Just a year ago, Gen Z heartthrob Timothée Chalamet starred in “A Complete Unknown,” giving a scruffy, smoky performance as Bob Dylan which gave audiences their first microscope into Chalamet’s commitment to his performances.
Chalamet is no stranger to being a lead by that point; his time on “Call Me by Your Name,” “Dune” and its sequel and “Wonka” proved this. But portraying Dylan, the sort of mysteriously obtuse artist who became more concept than man, was decidedly more difficult. It’s also where Chalamet started building his own mythos.
Last year, while accepting the Best Actor award from the Screen Actors Guild for his performance, Chalamet dropped a line which, for an industry becoming increasingly less focused on movie stars than franchise names, was completely shocking.
“The truth is," Chalamet began, “I’m really in pursuit of greatness. I know people don’t usually talk like that, but I want to be one of the greats.”

•••••

**DIRECTIONS FOR THIS TASK**
Carry the article about Timothée Chalamet's pursuit of greatness forward, picking up right after the quoted line from his Screen Actors Guild speech.

**DATA SUPPLIED**
•••••

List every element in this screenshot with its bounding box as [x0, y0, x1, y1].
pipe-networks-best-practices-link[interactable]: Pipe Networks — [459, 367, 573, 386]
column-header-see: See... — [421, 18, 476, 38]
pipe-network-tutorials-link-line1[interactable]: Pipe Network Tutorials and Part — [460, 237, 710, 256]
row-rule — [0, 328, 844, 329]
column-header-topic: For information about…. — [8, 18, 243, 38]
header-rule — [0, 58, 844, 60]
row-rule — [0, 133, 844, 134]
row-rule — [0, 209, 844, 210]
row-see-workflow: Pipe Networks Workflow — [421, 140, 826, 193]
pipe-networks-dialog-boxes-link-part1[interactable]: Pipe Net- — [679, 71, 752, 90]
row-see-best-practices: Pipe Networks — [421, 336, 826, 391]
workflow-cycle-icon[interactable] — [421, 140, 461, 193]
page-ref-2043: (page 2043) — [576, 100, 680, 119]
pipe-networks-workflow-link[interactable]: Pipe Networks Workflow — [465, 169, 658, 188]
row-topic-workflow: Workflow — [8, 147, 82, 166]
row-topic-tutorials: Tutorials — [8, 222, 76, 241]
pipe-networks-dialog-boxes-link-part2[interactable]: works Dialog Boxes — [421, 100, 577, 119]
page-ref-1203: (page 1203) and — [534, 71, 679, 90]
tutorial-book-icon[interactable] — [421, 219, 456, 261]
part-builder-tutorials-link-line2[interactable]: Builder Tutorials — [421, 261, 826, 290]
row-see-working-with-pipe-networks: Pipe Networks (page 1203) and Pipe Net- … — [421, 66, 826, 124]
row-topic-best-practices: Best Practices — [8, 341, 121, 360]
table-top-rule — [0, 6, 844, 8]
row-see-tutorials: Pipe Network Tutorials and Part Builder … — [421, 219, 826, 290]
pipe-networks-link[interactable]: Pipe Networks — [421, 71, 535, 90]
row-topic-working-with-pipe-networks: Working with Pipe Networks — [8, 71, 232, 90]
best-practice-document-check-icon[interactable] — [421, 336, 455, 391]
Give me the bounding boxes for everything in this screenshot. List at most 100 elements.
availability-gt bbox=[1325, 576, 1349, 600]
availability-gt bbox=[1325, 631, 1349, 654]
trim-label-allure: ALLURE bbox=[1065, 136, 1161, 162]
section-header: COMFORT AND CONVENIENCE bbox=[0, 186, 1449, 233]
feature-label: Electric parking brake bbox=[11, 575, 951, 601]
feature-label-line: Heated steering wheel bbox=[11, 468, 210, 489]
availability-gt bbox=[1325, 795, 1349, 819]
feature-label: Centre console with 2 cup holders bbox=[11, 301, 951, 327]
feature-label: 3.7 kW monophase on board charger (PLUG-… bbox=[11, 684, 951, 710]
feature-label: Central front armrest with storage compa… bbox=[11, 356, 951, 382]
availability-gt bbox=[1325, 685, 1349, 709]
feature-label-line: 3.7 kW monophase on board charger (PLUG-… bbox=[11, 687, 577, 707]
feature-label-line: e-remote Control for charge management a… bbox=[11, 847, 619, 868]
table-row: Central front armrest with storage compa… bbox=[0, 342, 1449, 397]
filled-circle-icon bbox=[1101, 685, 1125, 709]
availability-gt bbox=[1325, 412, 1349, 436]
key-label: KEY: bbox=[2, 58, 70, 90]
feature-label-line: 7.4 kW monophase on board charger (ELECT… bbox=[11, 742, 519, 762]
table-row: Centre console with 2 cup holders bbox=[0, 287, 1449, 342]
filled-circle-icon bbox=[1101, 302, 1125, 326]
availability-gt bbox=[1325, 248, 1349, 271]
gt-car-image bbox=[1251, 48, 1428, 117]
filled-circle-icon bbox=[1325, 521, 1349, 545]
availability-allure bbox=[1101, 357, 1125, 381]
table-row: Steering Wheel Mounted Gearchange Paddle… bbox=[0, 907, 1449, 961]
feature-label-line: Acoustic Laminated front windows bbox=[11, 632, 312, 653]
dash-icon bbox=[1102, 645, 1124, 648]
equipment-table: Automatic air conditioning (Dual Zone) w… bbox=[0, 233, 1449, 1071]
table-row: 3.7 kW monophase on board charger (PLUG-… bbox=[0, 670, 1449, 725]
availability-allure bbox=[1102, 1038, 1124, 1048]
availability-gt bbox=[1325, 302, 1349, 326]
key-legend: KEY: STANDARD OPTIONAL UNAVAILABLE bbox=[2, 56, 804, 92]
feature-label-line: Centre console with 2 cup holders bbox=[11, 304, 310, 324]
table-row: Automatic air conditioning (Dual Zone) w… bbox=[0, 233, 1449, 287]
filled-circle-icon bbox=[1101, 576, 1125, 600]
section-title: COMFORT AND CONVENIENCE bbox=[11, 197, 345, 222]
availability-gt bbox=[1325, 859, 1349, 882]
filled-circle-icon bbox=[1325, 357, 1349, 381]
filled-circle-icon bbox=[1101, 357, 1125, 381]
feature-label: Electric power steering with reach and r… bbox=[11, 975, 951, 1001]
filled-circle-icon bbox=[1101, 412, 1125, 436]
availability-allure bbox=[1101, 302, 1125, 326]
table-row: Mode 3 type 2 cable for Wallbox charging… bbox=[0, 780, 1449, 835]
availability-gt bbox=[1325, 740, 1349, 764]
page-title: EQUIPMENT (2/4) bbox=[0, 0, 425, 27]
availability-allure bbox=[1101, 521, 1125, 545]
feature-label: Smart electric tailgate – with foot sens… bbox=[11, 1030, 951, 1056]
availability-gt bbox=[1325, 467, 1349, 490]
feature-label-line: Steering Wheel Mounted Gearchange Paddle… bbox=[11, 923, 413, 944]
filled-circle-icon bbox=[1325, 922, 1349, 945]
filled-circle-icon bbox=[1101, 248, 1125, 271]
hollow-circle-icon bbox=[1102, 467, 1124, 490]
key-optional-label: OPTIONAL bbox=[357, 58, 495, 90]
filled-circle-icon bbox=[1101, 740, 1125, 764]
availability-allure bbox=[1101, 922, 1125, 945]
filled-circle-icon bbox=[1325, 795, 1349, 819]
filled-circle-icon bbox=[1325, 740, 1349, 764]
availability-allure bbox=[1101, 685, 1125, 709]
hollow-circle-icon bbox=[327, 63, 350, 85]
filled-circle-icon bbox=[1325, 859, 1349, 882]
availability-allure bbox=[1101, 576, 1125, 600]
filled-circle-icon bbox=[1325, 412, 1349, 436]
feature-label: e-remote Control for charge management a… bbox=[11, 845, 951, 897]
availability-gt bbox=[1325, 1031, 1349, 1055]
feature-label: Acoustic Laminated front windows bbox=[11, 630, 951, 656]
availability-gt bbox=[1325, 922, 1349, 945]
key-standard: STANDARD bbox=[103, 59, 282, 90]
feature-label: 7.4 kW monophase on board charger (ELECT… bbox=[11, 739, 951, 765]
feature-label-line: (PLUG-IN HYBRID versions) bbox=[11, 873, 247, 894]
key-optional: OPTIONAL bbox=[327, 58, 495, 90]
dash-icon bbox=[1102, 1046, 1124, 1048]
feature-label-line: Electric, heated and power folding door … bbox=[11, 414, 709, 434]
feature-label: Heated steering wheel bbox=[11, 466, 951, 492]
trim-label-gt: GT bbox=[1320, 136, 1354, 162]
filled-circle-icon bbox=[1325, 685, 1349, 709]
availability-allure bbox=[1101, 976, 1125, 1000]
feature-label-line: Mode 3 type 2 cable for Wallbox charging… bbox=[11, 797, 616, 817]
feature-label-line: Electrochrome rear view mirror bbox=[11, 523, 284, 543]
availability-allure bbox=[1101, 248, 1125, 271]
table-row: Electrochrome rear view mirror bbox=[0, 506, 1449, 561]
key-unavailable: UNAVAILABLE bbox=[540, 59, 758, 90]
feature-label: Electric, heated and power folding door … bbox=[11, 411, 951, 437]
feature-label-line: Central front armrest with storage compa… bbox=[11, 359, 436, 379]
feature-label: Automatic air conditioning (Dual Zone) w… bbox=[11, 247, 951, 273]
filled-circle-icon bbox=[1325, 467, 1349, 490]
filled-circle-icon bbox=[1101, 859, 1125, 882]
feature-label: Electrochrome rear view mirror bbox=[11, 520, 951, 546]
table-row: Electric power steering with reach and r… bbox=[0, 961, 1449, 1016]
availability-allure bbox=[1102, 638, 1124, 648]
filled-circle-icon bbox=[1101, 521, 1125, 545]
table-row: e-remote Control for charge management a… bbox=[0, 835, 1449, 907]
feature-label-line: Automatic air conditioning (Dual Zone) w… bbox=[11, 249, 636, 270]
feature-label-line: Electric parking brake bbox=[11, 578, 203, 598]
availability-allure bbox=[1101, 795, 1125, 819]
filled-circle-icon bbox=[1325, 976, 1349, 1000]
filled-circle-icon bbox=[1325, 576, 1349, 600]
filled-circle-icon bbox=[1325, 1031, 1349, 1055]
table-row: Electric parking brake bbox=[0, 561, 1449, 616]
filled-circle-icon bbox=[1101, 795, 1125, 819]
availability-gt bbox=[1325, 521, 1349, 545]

•••••

**TASK RESPONSE**
This display of ego seemed to be the first step in Chalamet’s 2025, where he would host Saturday Night Live as both host and musical guest (performing some Dylan songs), become increasingly connected to fashion, performed a rap verse on a remix of “4 Raws” and begin the press tour for “Marty Supreme.”
While it’s easy to see “Marty Supreme” as yet another star vehicle for Chalamet, this time around seems different than the glitz and glamour which came from his outing as Dylan.
After all, “Marty Supreme” features the beloved actor knocking up a married woman, seducing an older movie starlet (a different married woman) past her prime just for the sake of appearing as a young sex symbol and gets spanked with a ping pong paddle. (As many news articles have said since, no butt double for Chalamet!)
It’s the type of grimy movie which recalls post-Code era movies like “Taxi Driver” and “Midnight Cowboy,” although the pace of “Marty Supreme” is a bolt of lightning in comparison. Fast-talking Marty Mauser, a ping pong player at a time when table tennis was still a joke game played in bowling alleys, is scheming his way to enough money for flights all over the world to compete.
This is the New York City of 1952, falling apart and filled with grumpy faces and not enough sleep. If you sit wrong in a bathtub, it might collapse through the ceiling. And Marty is carving his own slice of the city. Or at least, that’s the idea of himself he’s trying to sell.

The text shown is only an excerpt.